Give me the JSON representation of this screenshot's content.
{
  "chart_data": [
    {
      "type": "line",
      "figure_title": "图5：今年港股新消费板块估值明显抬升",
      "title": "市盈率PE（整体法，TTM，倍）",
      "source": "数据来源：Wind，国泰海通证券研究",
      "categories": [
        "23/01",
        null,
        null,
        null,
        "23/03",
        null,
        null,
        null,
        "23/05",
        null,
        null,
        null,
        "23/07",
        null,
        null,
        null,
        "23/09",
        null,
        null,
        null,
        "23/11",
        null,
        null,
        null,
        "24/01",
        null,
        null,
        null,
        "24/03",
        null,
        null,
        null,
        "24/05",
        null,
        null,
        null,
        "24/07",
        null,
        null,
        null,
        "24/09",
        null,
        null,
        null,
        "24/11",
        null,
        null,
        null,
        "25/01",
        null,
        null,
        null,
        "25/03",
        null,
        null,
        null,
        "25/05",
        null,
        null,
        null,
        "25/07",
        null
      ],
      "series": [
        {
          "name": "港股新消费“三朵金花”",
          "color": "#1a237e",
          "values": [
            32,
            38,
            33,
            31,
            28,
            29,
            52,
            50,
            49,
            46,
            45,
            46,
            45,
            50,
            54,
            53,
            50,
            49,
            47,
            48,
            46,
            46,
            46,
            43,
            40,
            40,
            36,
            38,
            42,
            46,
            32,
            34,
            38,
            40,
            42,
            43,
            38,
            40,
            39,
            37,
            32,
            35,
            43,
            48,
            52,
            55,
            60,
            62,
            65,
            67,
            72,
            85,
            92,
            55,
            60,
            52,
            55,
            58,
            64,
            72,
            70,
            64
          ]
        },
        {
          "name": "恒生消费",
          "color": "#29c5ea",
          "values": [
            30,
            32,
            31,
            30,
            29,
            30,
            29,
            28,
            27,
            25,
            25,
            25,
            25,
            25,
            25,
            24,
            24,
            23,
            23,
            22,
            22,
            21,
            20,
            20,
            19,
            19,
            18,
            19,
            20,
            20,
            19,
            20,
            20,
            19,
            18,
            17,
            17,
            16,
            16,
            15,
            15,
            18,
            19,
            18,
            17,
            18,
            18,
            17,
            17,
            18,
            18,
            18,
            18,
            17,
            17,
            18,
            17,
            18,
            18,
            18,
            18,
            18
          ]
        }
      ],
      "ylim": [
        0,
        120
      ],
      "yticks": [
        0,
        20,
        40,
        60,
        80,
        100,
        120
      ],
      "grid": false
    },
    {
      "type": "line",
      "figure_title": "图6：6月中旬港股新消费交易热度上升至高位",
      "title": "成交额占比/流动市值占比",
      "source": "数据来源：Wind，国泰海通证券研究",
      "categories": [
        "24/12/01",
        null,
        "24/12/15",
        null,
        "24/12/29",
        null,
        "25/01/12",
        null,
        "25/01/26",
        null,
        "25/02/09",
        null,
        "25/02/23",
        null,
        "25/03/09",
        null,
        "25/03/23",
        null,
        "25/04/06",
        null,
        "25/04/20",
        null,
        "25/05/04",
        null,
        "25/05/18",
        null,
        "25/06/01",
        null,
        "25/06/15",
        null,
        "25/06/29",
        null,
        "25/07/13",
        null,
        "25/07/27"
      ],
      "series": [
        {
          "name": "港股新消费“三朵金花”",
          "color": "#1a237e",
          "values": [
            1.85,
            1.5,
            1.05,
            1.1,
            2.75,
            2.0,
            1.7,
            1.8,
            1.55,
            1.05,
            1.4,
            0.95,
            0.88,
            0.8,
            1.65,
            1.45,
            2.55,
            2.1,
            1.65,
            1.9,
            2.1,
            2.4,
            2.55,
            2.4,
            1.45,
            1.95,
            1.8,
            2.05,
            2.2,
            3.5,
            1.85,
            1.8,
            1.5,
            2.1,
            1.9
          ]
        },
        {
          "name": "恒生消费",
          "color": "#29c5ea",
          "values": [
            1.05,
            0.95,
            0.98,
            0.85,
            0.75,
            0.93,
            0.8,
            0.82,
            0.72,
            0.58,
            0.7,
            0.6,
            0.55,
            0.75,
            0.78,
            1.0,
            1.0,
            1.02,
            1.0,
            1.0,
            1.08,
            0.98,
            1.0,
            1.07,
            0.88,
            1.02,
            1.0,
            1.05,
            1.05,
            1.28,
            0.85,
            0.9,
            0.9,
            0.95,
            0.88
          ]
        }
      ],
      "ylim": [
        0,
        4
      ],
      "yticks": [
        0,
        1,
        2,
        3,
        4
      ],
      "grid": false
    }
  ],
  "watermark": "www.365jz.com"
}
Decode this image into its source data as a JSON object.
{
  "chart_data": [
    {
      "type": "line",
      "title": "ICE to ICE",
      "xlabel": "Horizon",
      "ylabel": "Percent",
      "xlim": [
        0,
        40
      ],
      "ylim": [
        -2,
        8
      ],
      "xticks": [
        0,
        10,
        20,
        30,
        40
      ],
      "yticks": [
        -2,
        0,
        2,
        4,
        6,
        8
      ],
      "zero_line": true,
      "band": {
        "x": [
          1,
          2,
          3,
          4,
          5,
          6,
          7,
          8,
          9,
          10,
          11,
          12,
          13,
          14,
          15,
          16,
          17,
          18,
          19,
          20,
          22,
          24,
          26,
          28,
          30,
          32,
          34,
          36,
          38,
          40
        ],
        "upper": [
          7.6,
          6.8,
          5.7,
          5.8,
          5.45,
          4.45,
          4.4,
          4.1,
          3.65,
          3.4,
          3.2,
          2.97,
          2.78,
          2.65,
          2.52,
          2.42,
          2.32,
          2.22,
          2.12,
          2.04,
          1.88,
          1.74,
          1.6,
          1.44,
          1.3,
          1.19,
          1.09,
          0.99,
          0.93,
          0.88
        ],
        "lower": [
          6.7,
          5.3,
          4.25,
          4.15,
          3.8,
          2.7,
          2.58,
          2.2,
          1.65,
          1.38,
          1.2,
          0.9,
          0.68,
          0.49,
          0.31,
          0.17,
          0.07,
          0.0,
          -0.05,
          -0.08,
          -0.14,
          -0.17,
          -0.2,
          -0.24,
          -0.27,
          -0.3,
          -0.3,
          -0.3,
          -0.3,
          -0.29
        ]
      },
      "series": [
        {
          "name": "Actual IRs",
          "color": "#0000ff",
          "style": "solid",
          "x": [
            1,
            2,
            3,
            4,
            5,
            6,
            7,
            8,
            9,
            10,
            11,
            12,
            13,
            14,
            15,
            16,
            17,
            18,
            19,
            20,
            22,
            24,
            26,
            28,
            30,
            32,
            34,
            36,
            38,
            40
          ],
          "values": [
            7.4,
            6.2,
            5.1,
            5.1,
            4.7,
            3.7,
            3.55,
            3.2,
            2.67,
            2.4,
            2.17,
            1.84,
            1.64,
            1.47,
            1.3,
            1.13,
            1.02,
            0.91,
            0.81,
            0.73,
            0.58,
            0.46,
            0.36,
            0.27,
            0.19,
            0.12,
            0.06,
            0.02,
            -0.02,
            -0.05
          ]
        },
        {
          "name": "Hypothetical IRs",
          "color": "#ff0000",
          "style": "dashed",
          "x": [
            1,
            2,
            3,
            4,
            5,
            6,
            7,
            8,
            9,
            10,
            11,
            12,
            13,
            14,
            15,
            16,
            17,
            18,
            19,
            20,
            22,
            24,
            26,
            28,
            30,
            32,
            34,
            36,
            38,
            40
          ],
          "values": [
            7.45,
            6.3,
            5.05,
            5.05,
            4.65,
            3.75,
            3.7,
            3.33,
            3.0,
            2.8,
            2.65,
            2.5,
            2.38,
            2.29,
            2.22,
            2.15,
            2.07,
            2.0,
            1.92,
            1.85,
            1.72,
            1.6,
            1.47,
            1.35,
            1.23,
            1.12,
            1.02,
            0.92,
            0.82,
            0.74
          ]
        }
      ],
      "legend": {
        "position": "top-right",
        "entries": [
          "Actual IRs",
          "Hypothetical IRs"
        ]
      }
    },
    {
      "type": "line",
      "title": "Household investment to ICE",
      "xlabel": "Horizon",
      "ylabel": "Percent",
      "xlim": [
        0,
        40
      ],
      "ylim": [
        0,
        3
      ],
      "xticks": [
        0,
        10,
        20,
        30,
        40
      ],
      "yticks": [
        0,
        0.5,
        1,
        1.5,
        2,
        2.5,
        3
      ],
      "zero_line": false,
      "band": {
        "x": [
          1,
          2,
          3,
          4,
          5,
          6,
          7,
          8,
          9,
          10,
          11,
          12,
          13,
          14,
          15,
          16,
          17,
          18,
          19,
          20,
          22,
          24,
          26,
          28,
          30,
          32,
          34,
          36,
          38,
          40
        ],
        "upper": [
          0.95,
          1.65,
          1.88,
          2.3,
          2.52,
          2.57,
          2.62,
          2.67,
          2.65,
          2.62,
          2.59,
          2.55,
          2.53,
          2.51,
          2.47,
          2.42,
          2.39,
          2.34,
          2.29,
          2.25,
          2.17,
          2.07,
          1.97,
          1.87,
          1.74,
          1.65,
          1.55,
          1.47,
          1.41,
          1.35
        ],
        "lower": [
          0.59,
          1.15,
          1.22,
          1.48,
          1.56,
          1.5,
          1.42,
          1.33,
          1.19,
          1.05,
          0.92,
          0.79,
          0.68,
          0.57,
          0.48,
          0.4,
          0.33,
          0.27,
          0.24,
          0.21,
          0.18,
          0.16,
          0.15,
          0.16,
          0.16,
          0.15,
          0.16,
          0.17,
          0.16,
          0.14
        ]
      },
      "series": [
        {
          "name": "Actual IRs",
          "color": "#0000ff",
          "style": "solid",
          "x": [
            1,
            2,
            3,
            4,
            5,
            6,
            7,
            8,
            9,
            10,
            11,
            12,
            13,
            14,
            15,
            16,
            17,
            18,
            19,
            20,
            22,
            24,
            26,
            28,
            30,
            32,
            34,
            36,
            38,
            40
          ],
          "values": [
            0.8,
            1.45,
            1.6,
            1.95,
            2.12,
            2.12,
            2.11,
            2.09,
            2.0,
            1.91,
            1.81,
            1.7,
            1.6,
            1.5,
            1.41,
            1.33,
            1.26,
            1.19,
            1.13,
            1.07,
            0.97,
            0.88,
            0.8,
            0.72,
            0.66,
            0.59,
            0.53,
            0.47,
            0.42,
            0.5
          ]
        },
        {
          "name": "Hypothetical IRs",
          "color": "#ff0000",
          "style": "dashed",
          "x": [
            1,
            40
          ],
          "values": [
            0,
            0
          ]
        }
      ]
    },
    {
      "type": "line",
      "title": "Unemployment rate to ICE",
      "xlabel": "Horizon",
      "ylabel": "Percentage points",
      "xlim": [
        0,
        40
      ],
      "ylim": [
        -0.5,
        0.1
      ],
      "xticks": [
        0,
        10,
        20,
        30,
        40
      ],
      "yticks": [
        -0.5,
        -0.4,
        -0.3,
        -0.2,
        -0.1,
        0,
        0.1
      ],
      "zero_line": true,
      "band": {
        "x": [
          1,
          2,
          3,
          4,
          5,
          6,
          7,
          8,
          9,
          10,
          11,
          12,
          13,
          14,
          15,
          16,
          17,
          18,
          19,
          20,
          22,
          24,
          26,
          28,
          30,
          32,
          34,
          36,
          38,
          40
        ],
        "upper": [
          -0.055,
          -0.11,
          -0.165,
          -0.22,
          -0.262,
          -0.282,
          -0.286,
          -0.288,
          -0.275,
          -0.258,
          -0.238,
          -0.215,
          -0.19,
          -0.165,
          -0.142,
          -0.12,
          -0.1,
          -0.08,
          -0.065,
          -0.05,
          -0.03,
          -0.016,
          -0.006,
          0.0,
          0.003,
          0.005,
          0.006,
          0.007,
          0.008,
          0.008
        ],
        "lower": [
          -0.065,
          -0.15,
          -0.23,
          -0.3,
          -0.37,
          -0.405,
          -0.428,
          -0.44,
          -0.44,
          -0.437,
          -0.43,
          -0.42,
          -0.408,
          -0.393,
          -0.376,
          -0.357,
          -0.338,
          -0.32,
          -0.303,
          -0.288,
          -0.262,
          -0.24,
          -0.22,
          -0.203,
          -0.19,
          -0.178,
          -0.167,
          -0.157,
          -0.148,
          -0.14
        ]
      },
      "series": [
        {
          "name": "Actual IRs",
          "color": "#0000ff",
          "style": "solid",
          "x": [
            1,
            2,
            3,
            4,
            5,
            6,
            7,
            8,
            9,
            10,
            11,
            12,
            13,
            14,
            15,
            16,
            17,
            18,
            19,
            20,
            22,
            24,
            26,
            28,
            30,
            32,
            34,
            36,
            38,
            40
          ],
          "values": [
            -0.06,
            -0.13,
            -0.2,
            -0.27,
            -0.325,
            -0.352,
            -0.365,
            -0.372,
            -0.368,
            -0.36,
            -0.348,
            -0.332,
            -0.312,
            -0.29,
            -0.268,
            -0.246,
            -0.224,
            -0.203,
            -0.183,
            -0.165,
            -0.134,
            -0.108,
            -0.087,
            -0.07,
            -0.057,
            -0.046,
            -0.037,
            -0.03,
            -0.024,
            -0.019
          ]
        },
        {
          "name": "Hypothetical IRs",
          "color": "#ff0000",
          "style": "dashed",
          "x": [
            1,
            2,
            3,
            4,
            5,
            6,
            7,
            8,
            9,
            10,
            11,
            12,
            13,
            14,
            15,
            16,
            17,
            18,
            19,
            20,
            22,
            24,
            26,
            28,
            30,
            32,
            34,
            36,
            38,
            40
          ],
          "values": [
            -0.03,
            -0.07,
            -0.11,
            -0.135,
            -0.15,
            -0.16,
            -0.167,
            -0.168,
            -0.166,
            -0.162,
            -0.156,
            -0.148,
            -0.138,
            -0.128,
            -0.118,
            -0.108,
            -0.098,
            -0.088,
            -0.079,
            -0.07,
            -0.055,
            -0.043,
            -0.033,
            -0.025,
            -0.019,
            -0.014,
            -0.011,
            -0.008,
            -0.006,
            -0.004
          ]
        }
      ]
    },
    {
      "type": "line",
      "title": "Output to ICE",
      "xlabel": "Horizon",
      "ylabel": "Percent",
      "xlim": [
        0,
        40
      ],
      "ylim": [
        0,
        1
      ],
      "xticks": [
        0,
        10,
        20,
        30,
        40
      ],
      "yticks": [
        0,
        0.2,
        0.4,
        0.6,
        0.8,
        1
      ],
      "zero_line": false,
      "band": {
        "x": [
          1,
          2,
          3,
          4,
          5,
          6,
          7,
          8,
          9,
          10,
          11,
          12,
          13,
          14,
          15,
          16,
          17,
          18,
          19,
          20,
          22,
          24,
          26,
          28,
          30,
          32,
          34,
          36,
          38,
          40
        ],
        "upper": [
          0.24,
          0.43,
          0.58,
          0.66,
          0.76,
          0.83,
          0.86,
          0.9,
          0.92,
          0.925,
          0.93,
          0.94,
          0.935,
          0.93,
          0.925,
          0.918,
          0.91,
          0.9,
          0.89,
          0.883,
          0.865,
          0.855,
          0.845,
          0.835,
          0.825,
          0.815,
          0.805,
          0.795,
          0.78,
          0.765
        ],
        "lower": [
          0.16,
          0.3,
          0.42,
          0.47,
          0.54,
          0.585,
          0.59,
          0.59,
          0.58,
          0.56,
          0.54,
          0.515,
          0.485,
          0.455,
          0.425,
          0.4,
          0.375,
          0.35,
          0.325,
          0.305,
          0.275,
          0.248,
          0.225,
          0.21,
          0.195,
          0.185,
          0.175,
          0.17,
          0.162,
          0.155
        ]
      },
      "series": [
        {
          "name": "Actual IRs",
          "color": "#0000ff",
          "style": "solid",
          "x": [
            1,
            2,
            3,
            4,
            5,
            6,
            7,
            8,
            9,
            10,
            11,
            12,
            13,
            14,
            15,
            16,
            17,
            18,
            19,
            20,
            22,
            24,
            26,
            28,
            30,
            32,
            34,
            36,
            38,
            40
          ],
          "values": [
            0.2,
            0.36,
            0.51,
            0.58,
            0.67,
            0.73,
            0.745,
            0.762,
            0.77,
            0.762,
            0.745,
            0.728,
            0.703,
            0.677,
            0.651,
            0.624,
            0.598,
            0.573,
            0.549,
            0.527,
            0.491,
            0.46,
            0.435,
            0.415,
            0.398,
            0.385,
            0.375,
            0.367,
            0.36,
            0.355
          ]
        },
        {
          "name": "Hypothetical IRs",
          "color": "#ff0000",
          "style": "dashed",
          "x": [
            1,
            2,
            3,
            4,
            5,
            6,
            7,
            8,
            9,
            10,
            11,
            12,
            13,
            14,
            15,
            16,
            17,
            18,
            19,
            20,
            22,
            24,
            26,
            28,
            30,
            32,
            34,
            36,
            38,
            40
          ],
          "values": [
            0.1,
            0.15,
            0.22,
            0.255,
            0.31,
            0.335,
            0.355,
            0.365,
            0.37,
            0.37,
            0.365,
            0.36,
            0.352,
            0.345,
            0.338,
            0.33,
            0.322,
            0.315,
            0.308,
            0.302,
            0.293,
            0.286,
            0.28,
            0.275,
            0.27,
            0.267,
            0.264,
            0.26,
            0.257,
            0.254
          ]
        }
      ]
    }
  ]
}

Request: For each line of the entries that includes "this", show that line.

Expected answer:
Give me the JSON representation of this screenshot's content.
Decode this image into its source data as a JSON object.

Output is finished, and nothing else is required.